Goal: Wherever the string "Lainvalintamääräysten" occurs in a line of these records, report that line.

Provided entries:
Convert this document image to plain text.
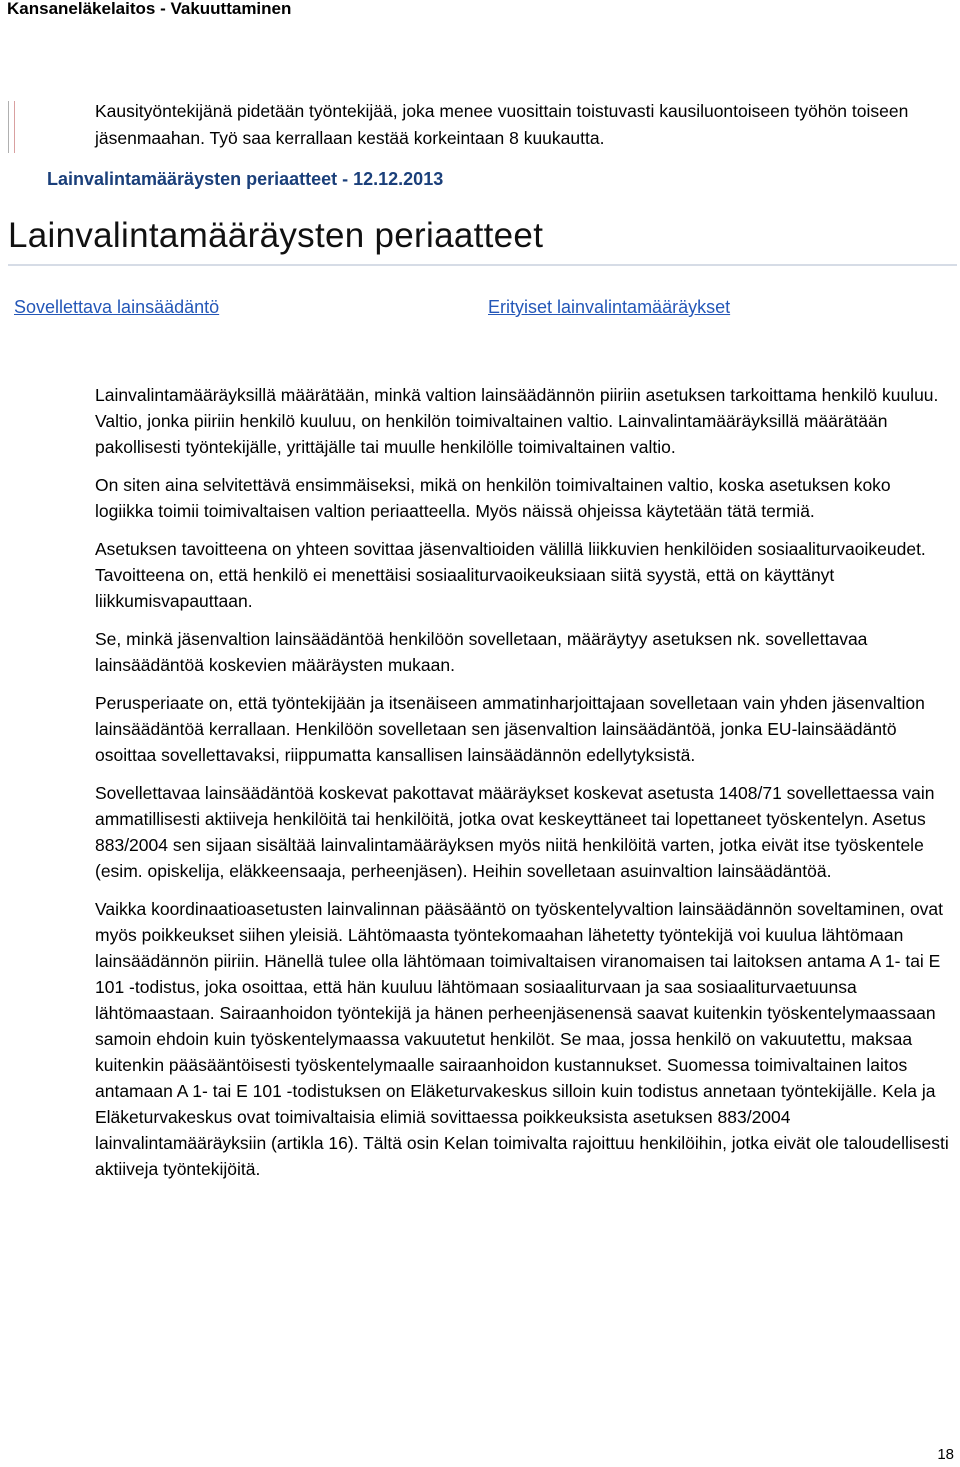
Kansaneläkelaitos - Vakuuttaminen
Kausityöntekijänä pidetään työntekijää, joka menee vuosittain toistuvasti kausiluontoiseen työhön toiseen jäsenmaahan. Työ saa kerrallaan kestää korkeintaan 8 kuukautta.
Lainvalintamääräysten periaatteet - 12.12.2013
Lainvalintamääräysten periaatteet
Sovellettava lainsäädäntö	Erityiset lainvalintamääräykset

Lainvalintamääräyksillä määrätään, minkä valtion lainsäädännön piiriin asetuksen tarkoittama henkilö kuuluu. Valtio, jonka piiriin henkilö kuuluu, on henkilön toimivaltainen valtio. Lainvalintamääräyksillä määrätään pakollisesti työntekijälle, yrittäjälle tai muulle henkilölle toimivaltainen valtio.

On siten aina selvitettävä ensimmäiseksi, mikä on henkilön toimivaltainen valtio, koska asetuksen koko logiikka toimii toimivaltaisen valtion periaatteella. Myös näissä ohjeissa käytetään tätä termiä.

Asetuksen tavoitteena on yhteen sovittaa jäsenvaltioiden välillä liikkuvien henkilöiden sosiaaliturvaoikeudet. Tavoitteena on, että henkilö ei menettäisi sosiaaliturvaoikeuksiaan siitä syystä, että on käyttänyt liikkumisvapauttaan.

Se, minkä jäsenvaltion lainsäädäntöä henkilöön sovelletaan, määräytyy asetuksen nk. sovellettavaa lainsäädäntöä koskevien määräysten mukaan.

Perusperiaate on, että työntekijään ja itsenäiseen ammatinharjoittajaan sovelletaan vain yhden jäsenvaltion lainsäädäntöä kerrallaan. Henkilöön sovelletaan sen jäsenvaltion lainsäädäntöä, jonka EU-lainsäädäntö osoittaa sovellettavaksi, riippumatta kansallisen lainsäädännön edellytyksistä.

Sovellettavaa lainsäädäntöä koskevat pakottavat määräykset koskevat asetusta 1408/71 sovellettaessa vain ammatillisesti aktiiveja henkilöitä tai henkilöitä, jotka ovat keskeyttäneet tai lopettaneet työskentelyn. Asetus 883/2004 sen sijaan sisältää lainvalintamääräyksen myös niitä henkilöitä varten, jotka eivät itse työskentele (esim. opiskelija, eläkkeensaaja, perheenjäsen). Heihin sovelletaan asuinvaltion lainsäädäntöä.

Vaikka koordinaatioasetusten lainvalinnan pääsääntö on työskentelyvaltion lainsäädännön soveltaminen, ovat myös poikkeukset siihen yleisiä. Lähtömaasta työntekomaahan lähetetty työntekijä voi kuulua lähtömaan lainsäädännön piiriin. Hänellä tulee olla lähtömaan toimivaltaisen viranomaisen tai laitoksen antama A 1- tai E 101 -todistus, joka osoittaa, että hän kuuluu lähtömaan sosiaaliturvaan ja saa sosiaaliturvaetuunsa lähtömaastaan. Sairaanhoidon työntekijä ja hänen perheenjäsenensä saavat kuitenkin työskentelymaassaan samoin ehdoin kuin työskentelymaassa vakuutetut henkilöt. Se maa, jossa henkilö on vakuutettu, maksaa kuitenkin pääsääntöisesti työskentelymaalle sairaanhoidon kustannukset. Suomessa toimivaltainen laitos antamaan A 1- tai E 101 -todistuksen on Eläketurvakeskus silloin kuin todistus annetaan työntekijälle. Kela ja Eläketurvakeskus ovat toimivaltaisia elimiä sovittaessa poikkeuksista asetuksen 883/2004 lainvalintamääräyksiin (artikla 16). Tältä osin Kelan toimivalta rajoittuu henkilöihin, jotka eivät ole taloudellisesti aktiiveja työntekijöitä.

18
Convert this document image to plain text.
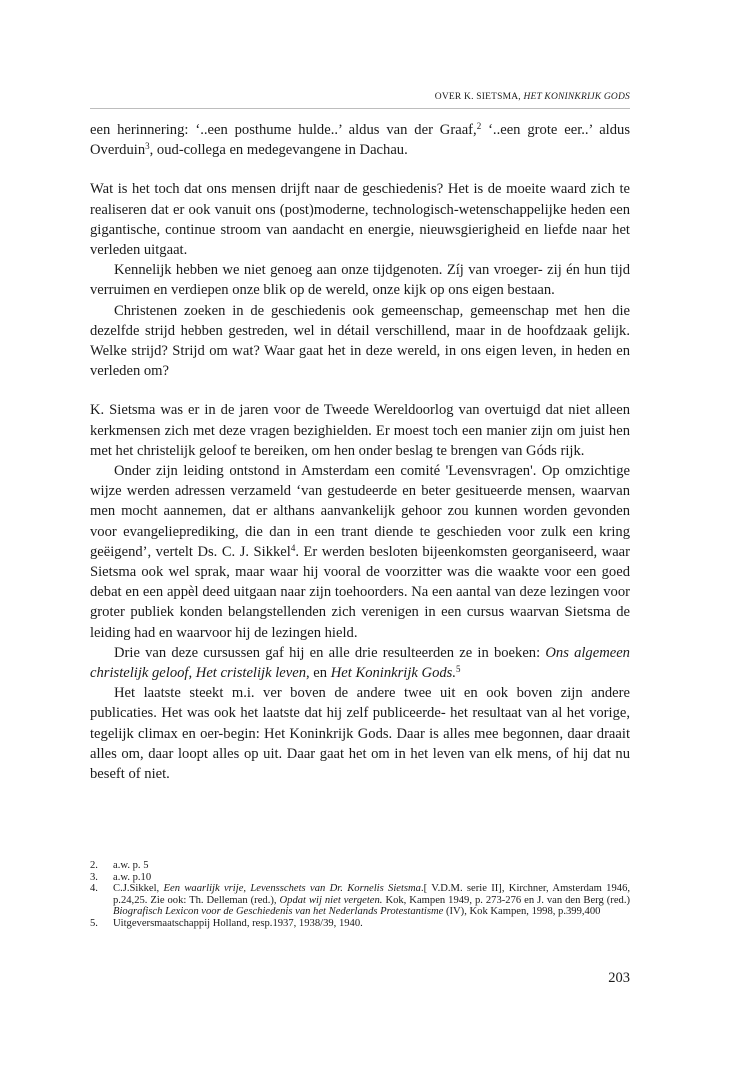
OVER K. SIETSMA, HET KONINKRIJK GODS

een herinnering: ‘..een posthume hulde..’ aldus van der Graaf,$^2$ ‘..een grote eer..’ aldus Overduin$^3$, oud-collega en medegevangene in Dachau.

Wat is het toch dat ons mensen drijft naar de geschiedenis? Het is de moeite waard zich te realiseren dat er ook vanuit ons (post)moderne, technologisch-wetenschappelijke heden een gigantische, continue stroom van aandacht en energie, nieuwsgierigheid en liefde naar het verleden uitgaat.

Kennelijk hebben we niet genoeg aan onze tijdgenoten. Zíj van vroeger- zij én hun tijd verruimen en verdiepen onze blik op de wereld, onze kijk op ons eigen bestaan.

Christenen zoeken in de geschiedenis ook gemeenschap, gemeenschap met hen die dezelfde strijd hebben gestreden, wel in détail verschillend, maar in de hoofdzaak gelijk. Welke strijd? Strijd om wat? Waar gaat het in deze wereld, in ons eigen leven, in heden en verleden om?

K. Sietsma was er in de jaren voor de Tweede Wereldoorlog van overtuigd dat niet alleen kerkmensen zich met deze vragen bezighielden. Er moest toch een manier zijn om juist hen met het christelijk geloof te bereiken, om hen onder beslag te brengen van Góds rijk.

Onder zijn leiding ontstond in Amsterdam een comité 'Levensvragen'. Op omzichtige wijze werden adressen verzameld ‘van gestudeerde en beter gesitueerde mensen, waarvan men mocht aannemen, dat er althans aanvankelijk gehoor zou kunnen worden gevonden voor evangelieprediking, die dan in een trant diende te geschieden voor zulk een kring geëigend’, vertelt Ds. C. J. Sikkel$^4$. Er werden besloten bijeenkomsten georganiseerd, waar Sietsma ook wel sprak, maar waar hij vooral de voorzitter was die waakte voor een goed debat en een appèl deed uitgaan naar zijn toehoorders. Na een aantal van deze lezingen voor groter publiek konden belangstellenden zich verenigen in een cursus waarvan Sietsma de leiding had en waarvoor hij de lezingen hield.

Drie van deze cursussen gaf hij en alle drie resulteerden ze in boeken: Ons algemeen christelijk geloof, Het cristelijk leven, en Het Koninkrijk Gods.$^5$

Het laatste steekt m.i. ver boven de andere twee uit en ook boven zijn andere publicaties. Het was ook het laatste dat hij zelf publiceerde- het resultaat van al het vorige, tegelijk climax en oer-begin: Het Koninkrijk Gods. Daar is alles mee begonnen, daar draait alles om, daar loopt alles op uit. Daar gaat het om in het leven van elk mens, of hij dat nu beseft of niet.

2.	a.w. p. 5
3.	a.w. p.10
4.	C.J.Sikkel, Een waarlijk vrije, Levensschets van Dr. Kornelis Sietsma.[ V.D.M. serie II], Kirchner, Amsterdam 1946, p.24,25. Zie ook: Th. Delleman (red.), Opdat wij niet vergeten. Kok, Kampen 1949, p. 273-276 en J. van den Berg (red.) Biografisch Lexicon voor de Geschiedenis van het Nederlands Protestantisme (IV), Kok Kampen, 1998, p.399,400
5.	Uitgeversmaatschappij Holland, resp.1937, 1938/39, 1940.
203
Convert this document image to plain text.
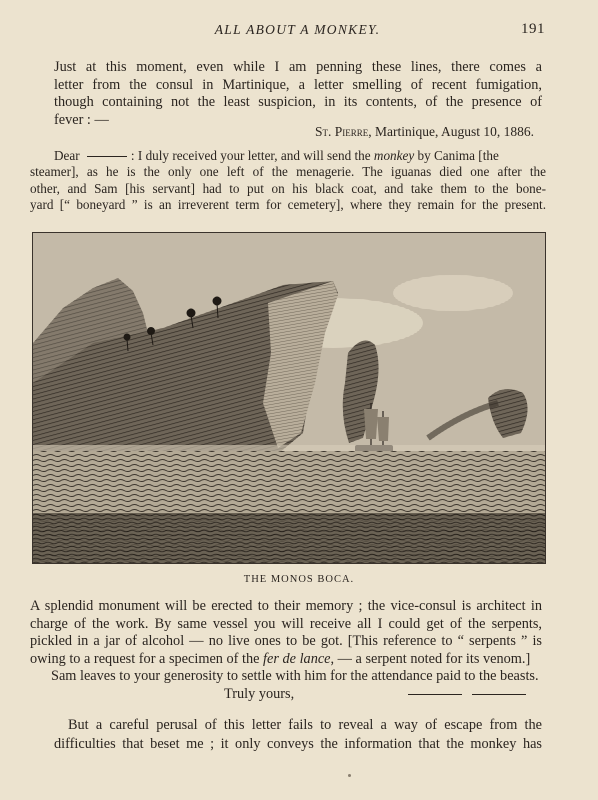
ALL ABOUT A MONKEY.	191
Just at this moment, even while I am penning these lines, there comes a
letter from the consul in Martinique, a letter smelling of recent fumigation,
though containing not the least suspicion, in its contents, of the presence of
fever : —
St. Pierre, Martinique, August 10, 1886.
Dear	: I duly received your letter, and will send the monkey by Canima [the
steamer], as he is the only one left of the menagerie. The iguanas died one after the
other, and Sam [his servant] had to put on his black coat, and take them to the bone-
yard [“ boneyard ” is an irreverent term for cemetery], where they remain for the present.
THE MONOS BOCA.
A splendid monument will be erected to their memory ; the vice-consul is architect in
charge of the work. By same vessel you will receive all I could get of the serpents,
pickled in a jar of alcohol — no live ones to be got. [This reference to “ serpents ” is
owing to a request for a specimen of the fer de lance, — a serpent noted for its venom.]
Sam leaves to your generosity to settle with him for the attendance paid to the beasts.
Truly yours,
But a careful perusal of this letter fails to reveal a way of escape from the
difficulties that beset me ; it only conveys the information that the monkey has
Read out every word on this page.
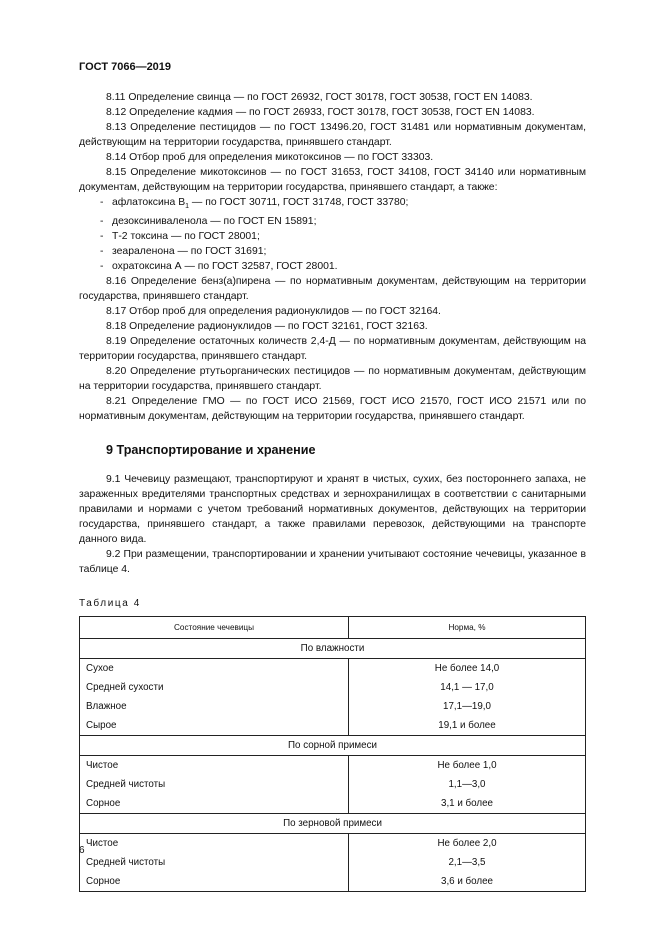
ГОСТ 7066—2019

8.11 Определение свинца — по ГОСТ 26932, ГОСТ 30178, ГОСТ 30538, ГОСТ EN 14083.

8.12 Определение кадмия — по ГОСТ 26933, ГОСТ 30178, ГОСТ 30538, ГОСТ EN 14083.

8.13 Определение пестицидов — по ГОСТ 13496.20, ГОСТ 31481 или нормативным документам, действующим на территории государства, принявшего стандарт.

8.14 Отбор проб для определения микотоксинов — по ГОСТ 33303.

8.15 Определение микотоксинов — по ГОСТ 31653, ГОСТ 34108, ГОСТ 34140 или нормативным документам, действующим на территории государства, принявшего стандарт, а также:

- афлатоксина $В_1$ — по ГОСТ 30711, ГОСТ 31748, ГОСТ 33780;

- дезоксиниваленола — по ГОСТ EN 15891;

- Т-2 токсина — по ГОСТ 28001;

- зеараленона — по ГОСТ 31691;

- охратоксина А — по ГОСТ 32587, ГОСТ 28001.

8.16 Определение бенз(а)пирена — по нормативным документам, действующим на территории государства, принявшего стандарт.

8.17 Отбор проб для определения радионуклидов — по ГОСТ 32164.

8.18 Определение радионуклидов — по ГОСТ 32161, ГОСТ 32163.

8.19 Определение остаточных количеств 2,4-Д — по нормативным документам, действующим на территории государства, принявшего стандарт.

8.20 Определение ртутьорганических пестицидов — по нормативным документам, действующим на территории государства, принявшего стандарт.

8.21 Определение ГМО — по ГОСТ ИСО 21569, ГОСТ ИСО 21570, ГОСТ ИСО 21571 или по нормативным документам, действующим на территории государства, принявшего стандарт.

9 Транспортирование и хранение

9.1 Чечевицу размещают, транспортируют и хранят в чистых, сухих, без постороннего запаха, не зараженных вредителями транспортных средствах и зернохранилищах в соответствии с санитарными правилами и нормами с учетом требований нормативных документов, действующих на территории государства, принявшего стандарт, а также правилами перевозок, действующими на транспорте данного вида.

9.2 При размещении, транспортировании и хранении учитывают состояние чечевицы, указанное в таблице 4.

Таблица 4
Состояние чечевицы	Норма, %
По влажности	
Сухое	Не более 14,0
Средней сухости	14,1 — 17,0
Влажное	17,1—19,0
Сырое	19,1 и более
По сорной примеси	
Чистое	Не более 1,0
Средней чистоты	1,1—3,0
Сорное	3,1 и более
По зерновой примеси	
Чистое	Не более 2,0
Средней чистоты	2,1—3,5
Сорное	3,6 и более
6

Final result:
Lainvalintamääräysten periaatteet - 12.12.2013
Lainvalintamääräysten periaatteet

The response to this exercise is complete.